§ **Goal**: Leave out any pictures and transcribe all other data below exactly.

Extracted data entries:
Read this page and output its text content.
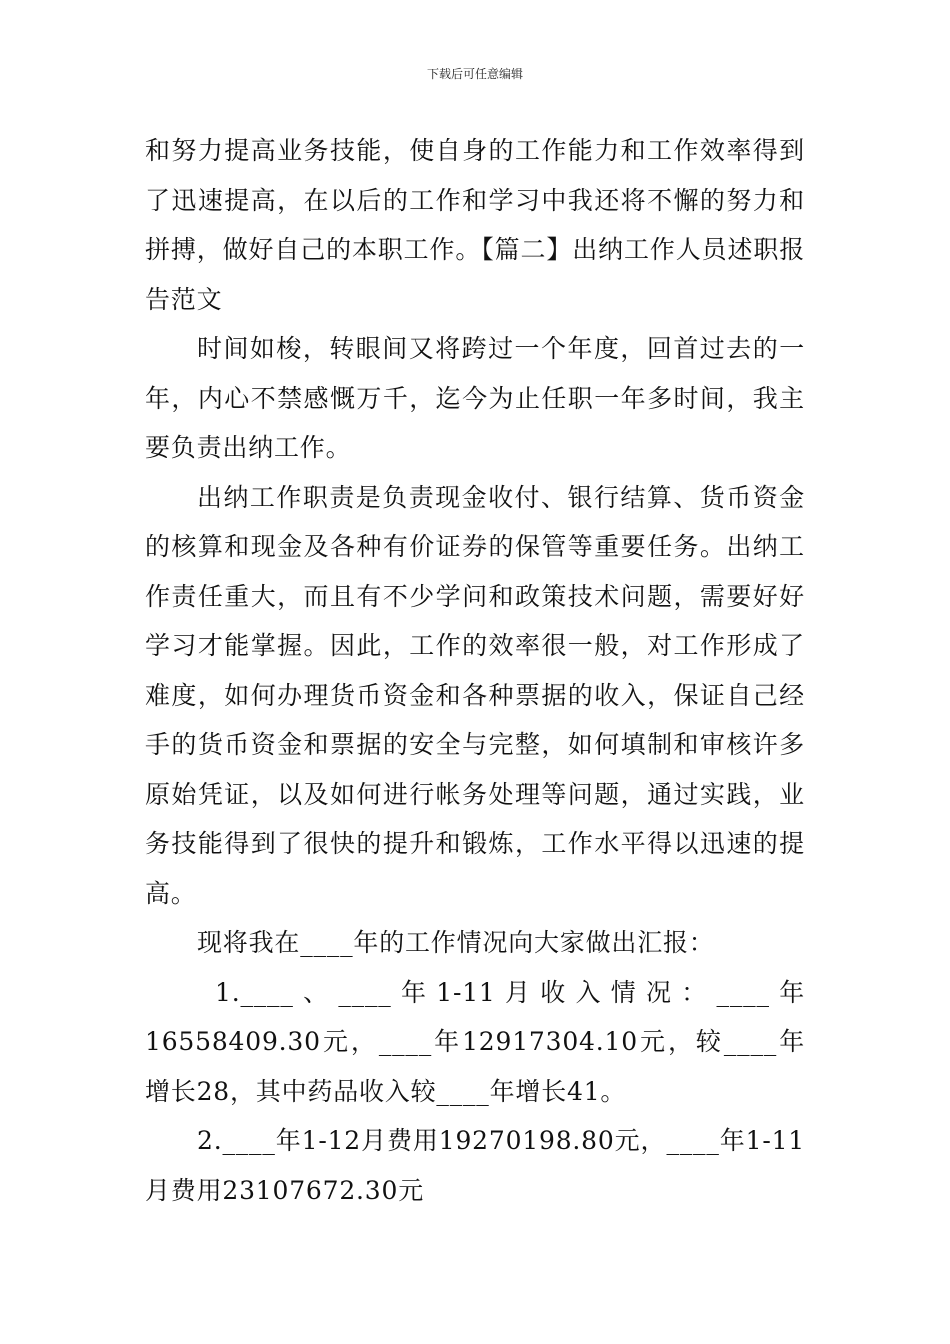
下载后可任意编辑

和努力提高业务技能，使自身的工作能力和工作效率得到了迅速提高，在以后的工作和学习中我还将不懈的努力和拼搏，做好自己的本职工作。【篇二】出纳工作人员述职报告范文

时间如梭，转眼间又将跨过一个年度，回首过去的一年，内心不禁感慨万千，迄今为止任职一年多时间，我主要负责出纳工作。

出纳工作职责是负责现金收付、银行结算、货币资金的核算和现金及各种有价证券的保管等重要任务。出纳工作责任重大，而且有不少学问和政策技术问题，需要好好学习才能掌握。因此，工作的效率很一般，对工作形成了难度，如何办理货币资金和各种票据的收入，保证自己经手的货币资金和票据的安全与完整，如何填制和审核许多原始凭证，以及如何进行帐务处理等问题，通过实践，业务技能得到了很快的提升和锻炼，工作水平得以迅速的提高。

现将我在____年的工作情况向大家做出汇报：

1.____、____年1-11月收入情况：____年16558409.30元，____年12917304.10元，较____年增长28，其中药品收入较____年增长41。

2.____年1-12月费用19270198.80元，____年1-11月费用23107672.30元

§ **Written reply**:
Read this page and output its text content.
下载后可任意编辑

和努力提高业务技能，使自身的工作能力和工作效率得到了迅速提高，在以后的工作和学习中我还将不懈的努力和拼搏，做好自己的本职工作。【篇二】出纳工作人员述职报告范文

时间如梭，转眼间又将跨过一个年度，回首过去的一年，内心不禁感慨万千，迄今为止任职一年多时间，我主要负责出纳工作。

出纳工作职责是负责现金收付、银行结算、货币资金的核算和现金及各种有价证券的保管等重要任务。出纳工作责任重大，而且有不少学问和政策技术问题，需要好好学习才能掌握。因此，工作的效率很一般，对工作形成了难度，如何办理货币资金和各种票据的收入，保证自己经手的货币资金和票据的安全与完整，如何填制和审核许多原始凭证，以及如何进行帐务处理等问题，通过实践，业务技能得到了很快的提升和锻炼，工作水平得以迅速的提高。

现将我在____年的工作情况向大家做出汇报：

1.____、____年1-11月收入情况：____年16558409.30元，____年12917304.10元，较____年增长28，其中药品收入较____年增长41。

2.____年1-12月费用19270198.80元，____年1-11月费用23107672.30元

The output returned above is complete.